Show, in full, each line of the data that contains "ylabel".

** START RECORDS SUPPLIED **

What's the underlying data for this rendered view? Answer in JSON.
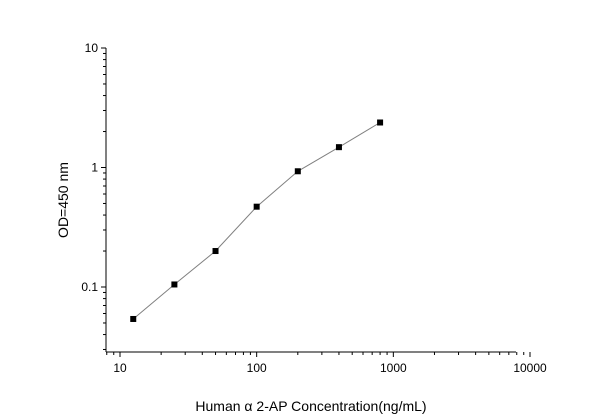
{
  "chart_data": {
    "type": "line",
    "xlabel": "Human α 2-AP Concentration(ng/mL)",
    "ylabel": "OD=450 nm",
    "x_scale": "log",
    "y_scale": "log",
    "xlim": [
      10,
      10000
    ],
    "ylim": [
      0.1,
      10
    ],
    "x_ticks": [
      "10",
      "100",
      "1000",
      "10000"
    ],
    "y_ticks": [
      "0.1",
      "1",
      "10"
    ],
    "grid": false,
    "series": [
      {
        "x": [
          12.5,
          25,
          50,
          100,
          200,
          400,
          800
        ],
        "y": [
          0.054,
          0.105,
          0.2,
          0.47,
          0.93,
          1.48,
          2.38
        ]
      }
    ],
    "colors": {
      "line": "#808080",
      "marker": "#000000",
      "axis": "#000000"
    }
  }
}
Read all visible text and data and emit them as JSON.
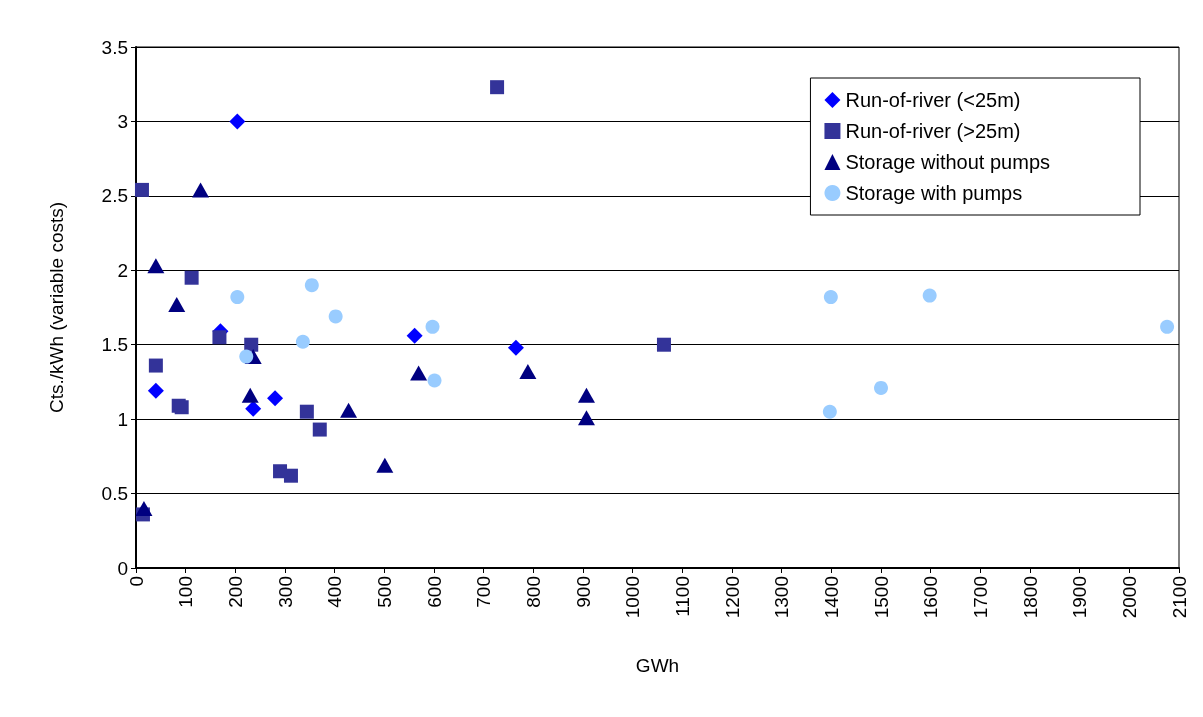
{
  "chart_data": {
    "type": "scatter",
    "xlabel": "GWh",
    "ylabel": "Cts./kWh (variable costs)",
    "xlim": [
      0,
      2100
    ],
    "xticks": [
      0,
      100,
      200,
      300,
      400,
      500,
      600,
      700,
      800,
      900,
      1000,
      1100,
      1200,
      1300,
      1400,
      1500,
      1600,
      1700,
      1800,
      1900,
      2000,
      2100
    ],
    "ylim": [
      0,
      3.5
    ],
    "yticks": [
      0,
      0.5,
      1,
      1.5,
      2,
      2.5,
      3,
      3.5
    ],
    "grid": "y",
    "legend": "top right",
    "series": [
      {
        "name": "Run-of-river (<25m)",
        "color": "#0000ff",
        "marker": "diamond",
        "x": [
          204,
          170,
          40,
          236,
          280,
          561,
          765
        ],
        "values": [
          3.0,
          1.59,
          1.19,
          1.07,
          1.14,
          1.56,
          1.48
        ]
      },
      {
        "name": "Run-of-river (>25m)",
        "color": "#333399",
        "marker": "square",
        "x": [
          12,
          40,
          112,
          168,
          232,
          86,
          92,
          14,
          290,
          312,
          344,
          370,
          727,
          1063
        ],
        "values": [
          2.54,
          1.36,
          1.95,
          1.55,
          1.5,
          1.09,
          1.08,
          0.36,
          0.65,
          0.62,
          1.05,
          0.93,
          3.23,
          1.5
        ]
      },
      {
        "name": "Storage without pumps",
        "color": "#000080",
        "marker": "triangle",
        "x": [
          130,
          40,
          82,
          16,
          230,
          236,
          428,
          501,
          569,
          789,
          907,
          907
        ],
        "values": [
          2.54,
          2.03,
          1.77,
          0.4,
          1.16,
          1.42,
          1.06,
          0.69,
          1.31,
          1.32,
          1.16,
          1.01
        ]
      },
      {
        "name": "Storage with pumps",
        "color": "#99ccff",
        "marker": "circle",
        "x": [
          204,
          222,
          354,
          336,
          402,
          597,
          601,
          1399,
          1397,
          1500,
          1598,
          2076
        ],
        "values": [
          1.82,
          1.42,
          1.9,
          1.52,
          1.69,
          1.62,
          1.26,
          1.82,
          1.05,
          1.21,
          1.83,
          1.62
        ]
      }
    ]
  }
}
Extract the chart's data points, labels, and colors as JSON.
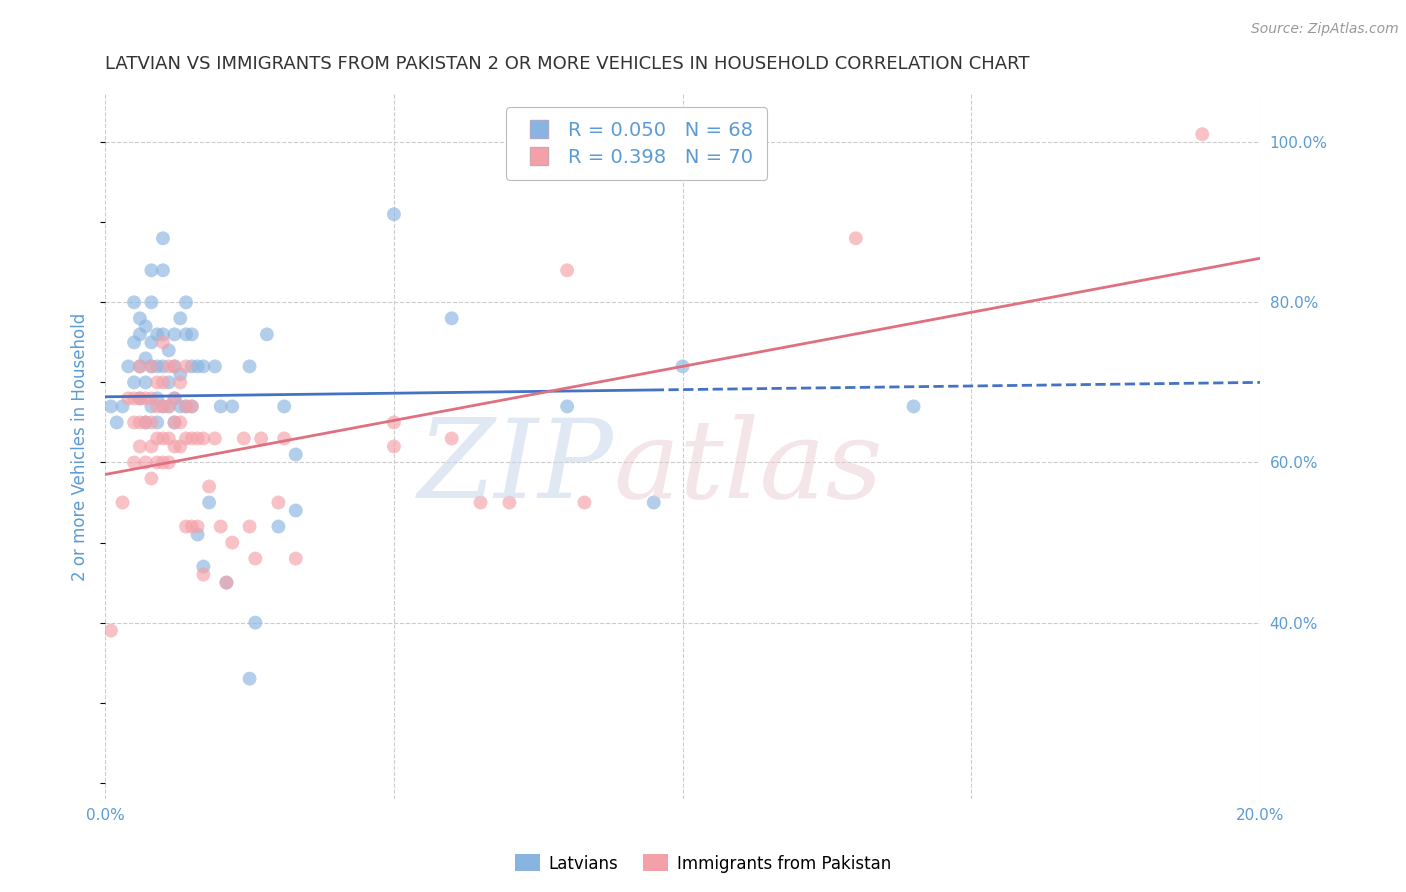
{
  "title": "LATVIAN VS IMMIGRANTS FROM PAKISTAN 2 OR MORE VEHICLES IN HOUSEHOLD CORRELATION CHART",
  "source": "Source: ZipAtlas.com",
  "ylabel": "2 or more Vehicles in Household",
  "xlim": [
    0.0,
    0.2
  ],
  "ylim": [
    0.18,
    1.06
  ],
  "xticks": [
    0.0,
    0.05,
    0.1,
    0.15,
    0.2
  ],
  "xtick_labels": [
    "0.0%",
    "",
    "",
    "",
    "20.0%"
  ],
  "ytick_positions": [
    1.0,
    0.8,
    0.6,
    0.4
  ],
  "ytick_labels": [
    "100.0%",
    "80.0%",
    "60.0%",
    "40.0%"
  ],
  "blue_R": 0.05,
  "blue_N": 68,
  "pink_R": 0.398,
  "pink_N": 70,
  "blue_color": "#8AB4E0",
  "pink_color": "#F4A0A8",
  "blue_line_color": "#4472C4",
  "pink_line_color": "#E07080",
  "blue_label": "Latvians",
  "pink_label": "Immigrants from Pakistan",
  "watermark": "ZIPatlas",
  "watermark_blue": "#C8D8EA",
  "watermark_pink": "#E8C8CC",
  "blue_scatter": [
    [
      0.001,
      0.67
    ],
    [
      0.002,
      0.65
    ],
    [
      0.003,
      0.67
    ],
    [
      0.004,
      0.72
    ],
    [
      0.005,
      0.7
    ],
    [
      0.005,
      0.75
    ],
    [
      0.005,
      0.8
    ],
    [
      0.006,
      0.68
    ],
    [
      0.006,
      0.72
    ],
    [
      0.006,
      0.76
    ],
    [
      0.006,
      0.78
    ],
    [
      0.007,
      0.65
    ],
    [
      0.007,
      0.7
    ],
    [
      0.007,
      0.73
    ],
    [
      0.007,
      0.77
    ],
    [
      0.008,
      0.67
    ],
    [
      0.008,
      0.72
    ],
    [
      0.008,
      0.75
    ],
    [
      0.008,
      0.8
    ],
    [
      0.008,
      0.84
    ],
    [
      0.009,
      0.65
    ],
    [
      0.009,
      0.68
    ],
    [
      0.009,
      0.72
    ],
    [
      0.009,
      0.76
    ],
    [
      0.01,
      0.67
    ],
    [
      0.01,
      0.72
    ],
    [
      0.01,
      0.76
    ],
    [
      0.01,
      0.84
    ],
    [
      0.01,
      0.88
    ],
    [
      0.011,
      0.67
    ],
    [
      0.011,
      0.7
    ],
    [
      0.011,
      0.74
    ],
    [
      0.012,
      0.65
    ],
    [
      0.012,
      0.68
    ],
    [
      0.012,
      0.72
    ],
    [
      0.012,
      0.76
    ],
    [
      0.013,
      0.67
    ],
    [
      0.013,
      0.71
    ],
    [
      0.013,
      0.78
    ],
    [
      0.014,
      0.67
    ],
    [
      0.014,
      0.76
    ],
    [
      0.014,
      0.8
    ],
    [
      0.015,
      0.67
    ],
    [
      0.015,
      0.72
    ],
    [
      0.015,
      0.76
    ],
    [
      0.016,
      0.51
    ],
    [
      0.016,
      0.72
    ],
    [
      0.017,
      0.47
    ],
    [
      0.017,
      0.72
    ],
    [
      0.018,
      0.55
    ],
    [
      0.019,
      0.72
    ],
    [
      0.02,
      0.67
    ],
    [
      0.021,
      0.45
    ],
    [
      0.022,
      0.67
    ],
    [
      0.025,
      0.33
    ],
    [
      0.025,
      0.72
    ],
    [
      0.026,
      0.4
    ],
    [
      0.028,
      0.76
    ],
    [
      0.03,
      0.52
    ],
    [
      0.031,
      0.67
    ],
    [
      0.033,
      0.54
    ],
    [
      0.033,
      0.61
    ],
    [
      0.05,
      0.91
    ],
    [
      0.06,
      0.78
    ],
    [
      0.08,
      0.67
    ],
    [
      0.095,
      0.55
    ],
    [
      0.1,
      0.72
    ],
    [
      0.14,
      0.67
    ]
  ],
  "pink_scatter": [
    [
      0.001,
      0.39
    ],
    [
      0.003,
      0.55
    ],
    [
      0.004,
      0.68
    ],
    [
      0.005,
      0.6
    ],
    [
      0.005,
      0.65
    ],
    [
      0.005,
      0.68
    ],
    [
      0.006,
      0.62
    ],
    [
      0.006,
      0.65
    ],
    [
      0.006,
      0.68
    ],
    [
      0.006,
      0.72
    ],
    [
      0.007,
      0.6
    ],
    [
      0.007,
      0.65
    ],
    [
      0.007,
      0.68
    ],
    [
      0.008,
      0.58
    ],
    [
      0.008,
      0.62
    ],
    [
      0.008,
      0.65
    ],
    [
      0.008,
      0.68
    ],
    [
      0.008,
      0.72
    ],
    [
      0.009,
      0.6
    ],
    [
      0.009,
      0.63
    ],
    [
      0.009,
      0.67
    ],
    [
      0.009,
      0.7
    ],
    [
      0.01,
      0.6
    ],
    [
      0.01,
      0.63
    ],
    [
      0.01,
      0.67
    ],
    [
      0.01,
      0.7
    ],
    [
      0.01,
      0.75
    ],
    [
      0.011,
      0.6
    ],
    [
      0.011,
      0.63
    ],
    [
      0.011,
      0.67
    ],
    [
      0.011,
      0.72
    ],
    [
      0.012,
      0.62
    ],
    [
      0.012,
      0.65
    ],
    [
      0.012,
      0.68
    ],
    [
      0.012,
      0.72
    ],
    [
      0.013,
      0.62
    ],
    [
      0.013,
      0.65
    ],
    [
      0.013,
      0.7
    ],
    [
      0.014,
      0.52
    ],
    [
      0.014,
      0.63
    ],
    [
      0.014,
      0.67
    ],
    [
      0.014,
      0.72
    ],
    [
      0.015,
      0.52
    ],
    [
      0.015,
      0.63
    ],
    [
      0.015,
      0.67
    ],
    [
      0.016,
      0.52
    ],
    [
      0.016,
      0.63
    ],
    [
      0.017,
      0.46
    ],
    [
      0.017,
      0.63
    ],
    [
      0.018,
      0.57
    ],
    [
      0.019,
      0.63
    ],
    [
      0.02,
      0.52
    ],
    [
      0.021,
      0.45
    ],
    [
      0.022,
      0.5
    ],
    [
      0.024,
      0.63
    ],
    [
      0.025,
      0.52
    ],
    [
      0.026,
      0.48
    ],
    [
      0.027,
      0.63
    ],
    [
      0.03,
      0.55
    ],
    [
      0.031,
      0.63
    ],
    [
      0.033,
      0.48
    ],
    [
      0.05,
      0.62
    ],
    [
      0.05,
      0.65
    ],
    [
      0.06,
      0.63
    ],
    [
      0.065,
      0.55
    ],
    [
      0.07,
      0.55
    ],
    [
      0.08,
      0.84
    ],
    [
      0.083,
      0.55
    ],
    [
      0.13,
      0.88
    ],
    [
      0.19,
      1.01
    ]
  ],
  "blue_trend_x0": 0.0,
  "blue_trend_x_solid_end": 0.095,
  "blue_trend_x1": 0.2,
  "blue_trend_y0": 0.682,
  "blue_trend_y1": 0.7,
  "pink_trend_x0": 0.0,
  "pink_trend_x1": 0.2,
  "pink_trend_y0": 0.585,
  "pink_trend_y1": 0.855,
  "grid_color": "#CCCCCC",
  "background_color": "#FFFFFF",
  "title_color": "#333333",
  "tick_label_color": "#5B9BD5",
  "marker_size": 100,
  "legend_R_color": "#4472C4",
  "legend_N_color": "#FF0000"
}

** END RECORDS SUPPLIED **

*CORRECT ANSWER*.
    "ylabel": "OD=450 nm",
    "ylabel": "Cts./kWh (variable costs)",
  "ylabel": "2 or more Vehicles in Household",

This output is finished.